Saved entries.

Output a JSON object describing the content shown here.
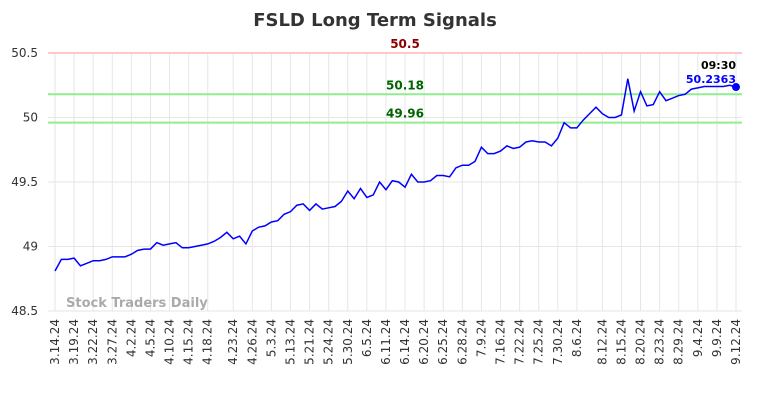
{
  "chart_data": {
    "type": "line",
    "title": "FSLD Long Term Signals",
    "categories": [
      "3.14.24",
      null,
      null,
      "3.19.24",
      null,
      null,
      "3.22.24",
      null,
      null,
      "3.27.24",
      null,
      null,
      "4.2.24",
      null,
      null,
      "4.5.24",
      null,
      null,
      "4.10.24",
      null,
      null,
      "4.15.24",
      null,
      null,
      "4.18.24",
      null,
      null,
      null,
      "4.23.24",
      null,
      null,
      "4.26.24",
      null,
      null,
      "5.3.24",
      null,
      null,
      "5.13.24",
      null,
      null,
      "5.21.24",
      null,
      null,
      "5.24.24",
      null,
      null,
      "5.30.24",
      null,
      null,
      "6.5.24",
      null,
      null,
      "6.11.24",
      null,
      null,
      "6.14.24",
      null,
      null,
      "6.20.24",
      null,
      null,
      "6.25.24",
      null,
      null,
      "6.28.24",
      null,
      null,
      "7.9.24",
      null,
      null,
      "7.16.24",
      null,
      null,
      "7.22.24",
      null,
      null,
      "7.25.24",
      null,
      null,
      "7.30.24",
      null,
      null,
      "8.6.24",
      null,
      null,
      null,
      "8.12.24",
      null,
      null,
      "8.15.24",
      null,
      null,
      "8.20.24",
      null,
      null,
      "8.23.24",
      null,
      null,
      "8.29.24",
      null,
      null,
      "9.4.24",
      null,
      null,
      "9.9.24",
      null,
      null,
      "9.12.24"
    ],
    "series": [
      {
        "name": "FSLD",
        "color": "#0000ff",
        "values": [
          48.81,
          48.9,
          48.9,
          48.91,
          48.85,
          48.87,
          48.89,
          48.89,
          48.9,
          48.92,
          48.92,
          48.92,
          48.94,
          48.97,
          48.98,
          48.98,
          49.03,
          49.01,
          49.02,
          49.03,
          48.99,
          48.99,
          49.0,
          49.01,
          49.02,
          49.04,
          49.07,
          49.11,
          49.06,
          49.08,
          49.02,
          49.12,
          49.15,
          49.16,
          49.19,
          49.2,
          49.25,
          49.27,
          49.32,
          49.33,
          49.28,
          49.33,
          49.29,
          49.3,
          49.31,
          49.35,
          49.43,
          49.37,
          49.45,
          49.38,
          49.4,
          49.5,
          49.44,
          49.51,
          49.5,
          49.46,
          49.56,
          49.5,
          49.5,
          49.51,
          49.55,
          49.55,
          49.54,
          49.61,
          49.63,
          49.63,
          49.66,
          49.77,
          49.72,
          49.72,
          49.74,
          49.78,
          49.76,
          49.77,
          49.81,
          49.82,
          49.81,
          49.81,
          49.78,
          49.84,
          49.96,
          49.92,
          49.92,
          49.98,
          50.03,
          50.08,
          50.03,
          50.0,
          50.0,
          50.02,
          50.3,
          50.05,
          50.2,
          50.09,
          50.1,
          50.2,
          50.13,
          50.15,
          50.17,
          50.18,
          50.22,
          50.23,
          50.24,
          50.24,
          50.24,
          50.24,
          50.25,
          50.2363
        ]
      }
    ],
    "hlines": [
      {
        "value": 50.5,
        "color": "#ffc8c8",
        "label_color": "#8b0000"
      },
      {
        "value": 50.18,
        "color": "#90ee90",
        "label_color": "#006400"
      },
      {
        "value": 49.96,
        "color": "#90ee90",
        "label_color": "#006400"
      }
    ],
    "last_label": "09:30",
    "watermark": "Stock Traders Daily",
    "ylim": [
      48.5,
      50.5
    ],
    "yticks": [
      48.5,
      49,
      49.5,
      50,
      50.5
    ],
    "grid": true
  }
}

Challenge. Take every line containing the word "FSLD" and copy it.

Response to the exercise.
    "title": "FSLD Long Term Signals",
        "name": "FSLD",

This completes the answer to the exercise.